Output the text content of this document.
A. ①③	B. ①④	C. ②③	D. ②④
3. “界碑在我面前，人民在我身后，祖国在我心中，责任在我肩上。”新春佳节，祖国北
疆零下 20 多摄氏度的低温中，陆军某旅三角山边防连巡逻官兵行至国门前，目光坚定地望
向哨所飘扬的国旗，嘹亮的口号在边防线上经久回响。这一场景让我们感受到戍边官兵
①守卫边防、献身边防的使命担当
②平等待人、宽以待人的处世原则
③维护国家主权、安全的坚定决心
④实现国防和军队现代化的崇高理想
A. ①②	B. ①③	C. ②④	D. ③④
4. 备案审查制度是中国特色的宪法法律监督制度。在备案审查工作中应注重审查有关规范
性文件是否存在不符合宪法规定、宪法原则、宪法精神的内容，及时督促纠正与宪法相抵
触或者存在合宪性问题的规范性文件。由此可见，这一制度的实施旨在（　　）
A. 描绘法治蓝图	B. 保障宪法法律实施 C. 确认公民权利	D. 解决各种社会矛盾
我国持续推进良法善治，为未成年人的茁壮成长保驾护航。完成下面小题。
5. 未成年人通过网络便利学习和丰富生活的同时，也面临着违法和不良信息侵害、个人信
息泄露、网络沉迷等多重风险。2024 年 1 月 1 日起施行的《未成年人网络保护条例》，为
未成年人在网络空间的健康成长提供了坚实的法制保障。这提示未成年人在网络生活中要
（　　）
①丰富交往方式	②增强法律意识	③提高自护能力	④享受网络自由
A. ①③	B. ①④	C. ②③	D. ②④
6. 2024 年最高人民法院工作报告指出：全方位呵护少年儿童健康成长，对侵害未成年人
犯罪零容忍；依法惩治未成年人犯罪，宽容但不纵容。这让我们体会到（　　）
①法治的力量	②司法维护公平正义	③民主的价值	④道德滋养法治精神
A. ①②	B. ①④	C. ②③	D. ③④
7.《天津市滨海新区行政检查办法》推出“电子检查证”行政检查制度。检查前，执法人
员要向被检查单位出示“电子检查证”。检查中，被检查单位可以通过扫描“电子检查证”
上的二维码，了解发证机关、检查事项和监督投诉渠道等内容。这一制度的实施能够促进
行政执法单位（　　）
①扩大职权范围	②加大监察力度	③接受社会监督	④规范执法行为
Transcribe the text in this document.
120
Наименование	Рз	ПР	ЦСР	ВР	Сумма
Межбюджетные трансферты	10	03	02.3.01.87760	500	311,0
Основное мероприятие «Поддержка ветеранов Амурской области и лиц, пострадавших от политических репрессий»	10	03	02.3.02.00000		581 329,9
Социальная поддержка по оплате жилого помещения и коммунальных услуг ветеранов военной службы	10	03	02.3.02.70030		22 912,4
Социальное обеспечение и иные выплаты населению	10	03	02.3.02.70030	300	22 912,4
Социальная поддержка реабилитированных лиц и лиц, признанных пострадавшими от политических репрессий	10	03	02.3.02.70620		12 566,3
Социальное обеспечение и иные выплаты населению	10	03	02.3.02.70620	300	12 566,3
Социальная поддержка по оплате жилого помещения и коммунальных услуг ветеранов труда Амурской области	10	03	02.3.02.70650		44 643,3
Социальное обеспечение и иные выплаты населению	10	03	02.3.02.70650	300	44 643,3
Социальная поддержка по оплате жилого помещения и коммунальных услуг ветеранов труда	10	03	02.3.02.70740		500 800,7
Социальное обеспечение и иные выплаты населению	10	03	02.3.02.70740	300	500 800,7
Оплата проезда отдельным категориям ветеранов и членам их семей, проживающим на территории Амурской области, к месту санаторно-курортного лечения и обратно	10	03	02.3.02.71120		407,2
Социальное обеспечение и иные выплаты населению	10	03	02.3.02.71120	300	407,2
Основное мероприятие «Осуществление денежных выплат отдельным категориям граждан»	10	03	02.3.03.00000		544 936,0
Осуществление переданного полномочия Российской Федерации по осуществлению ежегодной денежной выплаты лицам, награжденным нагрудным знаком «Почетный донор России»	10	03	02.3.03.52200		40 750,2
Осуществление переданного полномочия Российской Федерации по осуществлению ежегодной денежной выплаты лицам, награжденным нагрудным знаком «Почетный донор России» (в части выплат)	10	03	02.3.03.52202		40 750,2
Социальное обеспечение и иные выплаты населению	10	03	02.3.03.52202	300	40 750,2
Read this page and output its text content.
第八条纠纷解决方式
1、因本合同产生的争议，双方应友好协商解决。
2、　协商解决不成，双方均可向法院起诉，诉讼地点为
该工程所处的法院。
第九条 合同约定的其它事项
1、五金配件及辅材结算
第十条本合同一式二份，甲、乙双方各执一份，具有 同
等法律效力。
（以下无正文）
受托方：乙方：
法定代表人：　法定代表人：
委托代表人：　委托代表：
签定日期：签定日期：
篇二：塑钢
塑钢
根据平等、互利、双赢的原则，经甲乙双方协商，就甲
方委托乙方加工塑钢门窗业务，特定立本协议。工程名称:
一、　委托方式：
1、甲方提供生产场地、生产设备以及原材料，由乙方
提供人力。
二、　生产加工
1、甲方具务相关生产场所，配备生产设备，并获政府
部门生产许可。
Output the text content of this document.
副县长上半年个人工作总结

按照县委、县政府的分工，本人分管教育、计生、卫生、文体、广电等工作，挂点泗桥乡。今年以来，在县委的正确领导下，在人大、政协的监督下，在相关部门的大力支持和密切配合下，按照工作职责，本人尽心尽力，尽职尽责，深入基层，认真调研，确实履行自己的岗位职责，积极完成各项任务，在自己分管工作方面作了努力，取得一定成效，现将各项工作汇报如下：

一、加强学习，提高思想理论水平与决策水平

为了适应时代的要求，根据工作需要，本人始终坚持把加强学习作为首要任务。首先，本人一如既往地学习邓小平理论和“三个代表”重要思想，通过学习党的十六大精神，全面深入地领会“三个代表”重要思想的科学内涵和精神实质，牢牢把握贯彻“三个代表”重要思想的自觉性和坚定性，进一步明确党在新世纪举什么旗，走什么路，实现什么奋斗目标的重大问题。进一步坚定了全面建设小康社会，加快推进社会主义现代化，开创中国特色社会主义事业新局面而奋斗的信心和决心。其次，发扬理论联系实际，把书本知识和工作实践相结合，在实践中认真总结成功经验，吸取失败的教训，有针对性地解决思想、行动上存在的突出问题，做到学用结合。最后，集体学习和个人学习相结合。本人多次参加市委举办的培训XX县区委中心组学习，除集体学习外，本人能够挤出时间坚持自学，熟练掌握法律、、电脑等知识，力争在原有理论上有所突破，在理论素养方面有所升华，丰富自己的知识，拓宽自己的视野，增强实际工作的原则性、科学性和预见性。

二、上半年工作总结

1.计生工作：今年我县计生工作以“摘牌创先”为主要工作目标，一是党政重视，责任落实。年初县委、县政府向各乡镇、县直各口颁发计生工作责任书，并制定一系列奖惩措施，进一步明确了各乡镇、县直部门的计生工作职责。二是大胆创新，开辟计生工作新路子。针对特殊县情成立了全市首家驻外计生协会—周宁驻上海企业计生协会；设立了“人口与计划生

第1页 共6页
━━━━━━━━━━
Task description: Provide the number of lines containing the string "нагрудным", with no other output.

Answer for this exercise: 2